■ **Entries shown**:
────────────────────

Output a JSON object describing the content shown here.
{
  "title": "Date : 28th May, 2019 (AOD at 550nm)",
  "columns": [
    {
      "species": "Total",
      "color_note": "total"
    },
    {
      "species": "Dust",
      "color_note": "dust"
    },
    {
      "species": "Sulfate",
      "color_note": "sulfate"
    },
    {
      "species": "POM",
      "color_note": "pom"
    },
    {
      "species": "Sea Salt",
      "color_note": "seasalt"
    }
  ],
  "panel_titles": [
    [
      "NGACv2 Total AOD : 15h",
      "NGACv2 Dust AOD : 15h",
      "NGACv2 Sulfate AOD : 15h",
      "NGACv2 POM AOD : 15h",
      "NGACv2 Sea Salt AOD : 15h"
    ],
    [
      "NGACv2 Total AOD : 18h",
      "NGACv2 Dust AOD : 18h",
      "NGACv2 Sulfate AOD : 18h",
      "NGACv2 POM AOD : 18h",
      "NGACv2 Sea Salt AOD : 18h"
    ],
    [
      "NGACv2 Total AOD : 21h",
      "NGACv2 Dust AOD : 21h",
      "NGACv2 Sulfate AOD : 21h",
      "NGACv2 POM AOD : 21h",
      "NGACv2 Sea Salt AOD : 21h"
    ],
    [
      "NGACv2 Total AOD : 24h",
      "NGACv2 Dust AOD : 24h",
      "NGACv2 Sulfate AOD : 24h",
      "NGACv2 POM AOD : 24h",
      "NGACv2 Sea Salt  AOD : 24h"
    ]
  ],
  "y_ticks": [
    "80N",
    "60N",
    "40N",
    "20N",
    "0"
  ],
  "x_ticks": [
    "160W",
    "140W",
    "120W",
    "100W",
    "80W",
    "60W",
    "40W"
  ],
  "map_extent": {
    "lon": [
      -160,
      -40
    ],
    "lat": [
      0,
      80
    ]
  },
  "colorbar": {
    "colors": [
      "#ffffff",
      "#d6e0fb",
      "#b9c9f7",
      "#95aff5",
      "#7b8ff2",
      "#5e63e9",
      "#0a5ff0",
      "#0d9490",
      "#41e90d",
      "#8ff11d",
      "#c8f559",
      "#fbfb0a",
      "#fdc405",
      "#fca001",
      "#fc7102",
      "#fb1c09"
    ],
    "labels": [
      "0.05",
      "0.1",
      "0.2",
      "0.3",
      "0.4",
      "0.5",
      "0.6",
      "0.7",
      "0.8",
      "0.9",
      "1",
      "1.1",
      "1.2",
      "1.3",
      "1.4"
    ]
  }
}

────────────────────

■ **Given task**:
Every record shown above should be written out again exactly.

■ **Result**:
Output a JSON object describing the content shown here.
{
  "title": "Date : 28th May, 2019 (AOD at 550nm)",
  "columns": [
    {
      "species": "Total",
      "color_note": "total"
    },
    {
      "species": "Dust",
      "color_note": "dust"
    },
    {
      "species": "Sulfate",
      "color_note": "sulfate"
    },
    {
      "species": "POM",
      "color_note": "pom"
    },
    {
      "species": "Sea Salt",
      "color_note": "seasalt"
    }
  ],
  "panel_titles": [
    [
      "NGACv2 Total AOD : 15h",
      "NGACv2 Dust AOD : 15h",
      "NGACv2 Sulfate AOD : 15h",
      "NGACv2 POM AOD : 15h",
      "NGACv2 Sea Salt AOD : 15h"
    ],
    [
      "NGACv2 Total AOD : 18h",
      "NGACv2 Dust AOD : 18h",
      "NGACv2 Sulfate AOD : 18h",
      "NGACv2 POM AOD : 18h",
      "NGACv2 Sea Salt AOD : 18h"
    ],
    [
      "NGACv2 Total AOD : 21h",
      "NGACv2 Dust AOD : 21h",
      "NGACv2 Sulfate AOD : 21h",
      "NGACv2 POM AOD : 21h",
      "NGACv2 Sea Salt AOD : 21h"
    ],
    [
      "NGACv2 Total AOD : 24h",
      "NGACv2 Dust AOD : 24h",
      "NGACv2 Sulfate AOD : 24h",
      "NGACv2 POM AOD : 24h",
      "NGACv2 Sea Salt  AOD : 24h"
    ]
  ],
  "y_ticks": [
    "80N",
    "60N",
    "40N",
    "20N",
    "0"
  ],
  "x_ticks": [
    "160W",
    "140W",
    "120W",
    "100W",
    "80W",
    "60W",
    "40W"
  ],
  "map_extent": {
    "lon": [
      -160,
      -40
    ],
    "lat": [
      0,
      80
    ]
  },
  "colorbar": {
    "colors": [
      "#ffffff",
      "#d6e0fb",
      "#b9c9f7",
      "#95aff5",
      "#7b8ff2",
      "#5e63e9",
      "#0a5ff0",
      "#0d9490",
      "#41e90d",
      "#8ff11d",
      "#c8f559",
      "#fbfb0a",
      "#fdc405",
      "#fca001",
      "#fc7102",
      "#fb1c09"
    ],
    "labels": [
      "0.05",
      "0.1",
      "0.2",
      "0.3",
      "0.4",
      "0.5",
      "0.6",
      "0.7",
      "0.8",
      "0.9",
      "1",
      "1.1",
      "1.2",
      "1.3",
      "1.4"
    ]
  }
}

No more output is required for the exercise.